### Aim of the exercise
Go through the listing and return every line with "Deadline" in it.

━━━━━━━━━━━━━━━━━━━━━━━━━━━━━━

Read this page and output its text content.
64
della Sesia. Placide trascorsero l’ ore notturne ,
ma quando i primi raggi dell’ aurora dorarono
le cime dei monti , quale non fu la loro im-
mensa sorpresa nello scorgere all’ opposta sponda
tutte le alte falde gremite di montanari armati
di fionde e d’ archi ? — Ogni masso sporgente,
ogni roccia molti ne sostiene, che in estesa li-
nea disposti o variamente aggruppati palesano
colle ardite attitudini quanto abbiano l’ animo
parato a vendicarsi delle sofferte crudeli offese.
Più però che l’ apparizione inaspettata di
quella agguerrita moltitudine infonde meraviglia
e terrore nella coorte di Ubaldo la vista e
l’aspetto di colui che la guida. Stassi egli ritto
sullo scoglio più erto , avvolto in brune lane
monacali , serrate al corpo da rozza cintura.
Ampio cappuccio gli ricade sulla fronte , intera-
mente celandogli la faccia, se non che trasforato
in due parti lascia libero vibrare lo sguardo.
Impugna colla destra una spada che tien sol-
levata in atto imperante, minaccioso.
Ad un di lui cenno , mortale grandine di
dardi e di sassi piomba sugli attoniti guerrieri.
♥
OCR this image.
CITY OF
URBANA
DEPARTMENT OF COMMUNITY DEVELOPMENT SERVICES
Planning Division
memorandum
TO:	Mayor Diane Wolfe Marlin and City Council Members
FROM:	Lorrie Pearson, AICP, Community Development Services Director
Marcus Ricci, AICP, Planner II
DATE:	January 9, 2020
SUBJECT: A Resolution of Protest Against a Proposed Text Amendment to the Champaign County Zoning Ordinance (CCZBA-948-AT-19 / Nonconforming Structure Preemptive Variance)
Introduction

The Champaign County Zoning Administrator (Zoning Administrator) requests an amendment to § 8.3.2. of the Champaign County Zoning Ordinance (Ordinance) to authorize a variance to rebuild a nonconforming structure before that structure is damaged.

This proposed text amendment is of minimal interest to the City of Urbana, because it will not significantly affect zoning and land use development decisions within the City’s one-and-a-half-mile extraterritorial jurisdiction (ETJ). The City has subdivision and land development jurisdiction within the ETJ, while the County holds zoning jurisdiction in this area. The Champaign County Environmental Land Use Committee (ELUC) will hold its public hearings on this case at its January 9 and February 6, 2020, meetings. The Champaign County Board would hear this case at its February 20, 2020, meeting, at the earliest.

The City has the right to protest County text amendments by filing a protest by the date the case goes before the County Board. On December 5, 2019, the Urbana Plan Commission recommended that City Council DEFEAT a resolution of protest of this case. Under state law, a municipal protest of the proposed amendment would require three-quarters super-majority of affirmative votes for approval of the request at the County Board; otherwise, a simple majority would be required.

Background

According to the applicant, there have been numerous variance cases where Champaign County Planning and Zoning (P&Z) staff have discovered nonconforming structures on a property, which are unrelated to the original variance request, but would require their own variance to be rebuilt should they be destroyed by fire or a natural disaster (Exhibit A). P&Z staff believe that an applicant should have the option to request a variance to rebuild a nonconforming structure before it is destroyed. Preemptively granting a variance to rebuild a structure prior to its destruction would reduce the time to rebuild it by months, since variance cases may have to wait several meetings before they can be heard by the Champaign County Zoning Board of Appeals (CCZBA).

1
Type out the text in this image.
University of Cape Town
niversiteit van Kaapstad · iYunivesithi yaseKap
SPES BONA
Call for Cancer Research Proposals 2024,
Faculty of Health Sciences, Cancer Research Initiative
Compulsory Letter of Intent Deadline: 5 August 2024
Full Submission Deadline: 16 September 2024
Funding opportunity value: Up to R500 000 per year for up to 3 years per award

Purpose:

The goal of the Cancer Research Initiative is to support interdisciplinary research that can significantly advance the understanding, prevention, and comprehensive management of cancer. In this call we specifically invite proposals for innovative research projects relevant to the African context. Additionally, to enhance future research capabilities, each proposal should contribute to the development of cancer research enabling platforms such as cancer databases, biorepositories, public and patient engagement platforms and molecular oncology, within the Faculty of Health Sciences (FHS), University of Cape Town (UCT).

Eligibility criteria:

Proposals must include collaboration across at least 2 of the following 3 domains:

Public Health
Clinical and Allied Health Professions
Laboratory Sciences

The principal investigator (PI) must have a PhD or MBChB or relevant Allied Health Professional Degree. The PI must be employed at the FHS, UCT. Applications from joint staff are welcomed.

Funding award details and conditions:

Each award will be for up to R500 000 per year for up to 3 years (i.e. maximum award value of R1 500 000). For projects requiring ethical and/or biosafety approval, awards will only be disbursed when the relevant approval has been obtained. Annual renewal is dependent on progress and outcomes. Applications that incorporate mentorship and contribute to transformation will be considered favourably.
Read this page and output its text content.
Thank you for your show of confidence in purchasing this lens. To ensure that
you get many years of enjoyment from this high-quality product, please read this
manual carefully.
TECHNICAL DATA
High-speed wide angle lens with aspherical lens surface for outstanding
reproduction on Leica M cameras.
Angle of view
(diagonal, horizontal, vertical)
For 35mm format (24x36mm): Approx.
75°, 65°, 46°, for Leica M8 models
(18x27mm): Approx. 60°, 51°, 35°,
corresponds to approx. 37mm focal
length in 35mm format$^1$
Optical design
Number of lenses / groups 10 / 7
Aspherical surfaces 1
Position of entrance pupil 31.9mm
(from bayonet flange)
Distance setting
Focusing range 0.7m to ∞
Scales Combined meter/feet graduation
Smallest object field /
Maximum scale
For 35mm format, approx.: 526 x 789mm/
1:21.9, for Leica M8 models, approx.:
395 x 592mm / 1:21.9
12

━━━━━━━━━━━━━━━━━━━━━━━━━━━━━━

### Correct answer
Compulsory Letter of Intent Deadline: 5 August 2024
Full Submission Deadline: 16 September 2024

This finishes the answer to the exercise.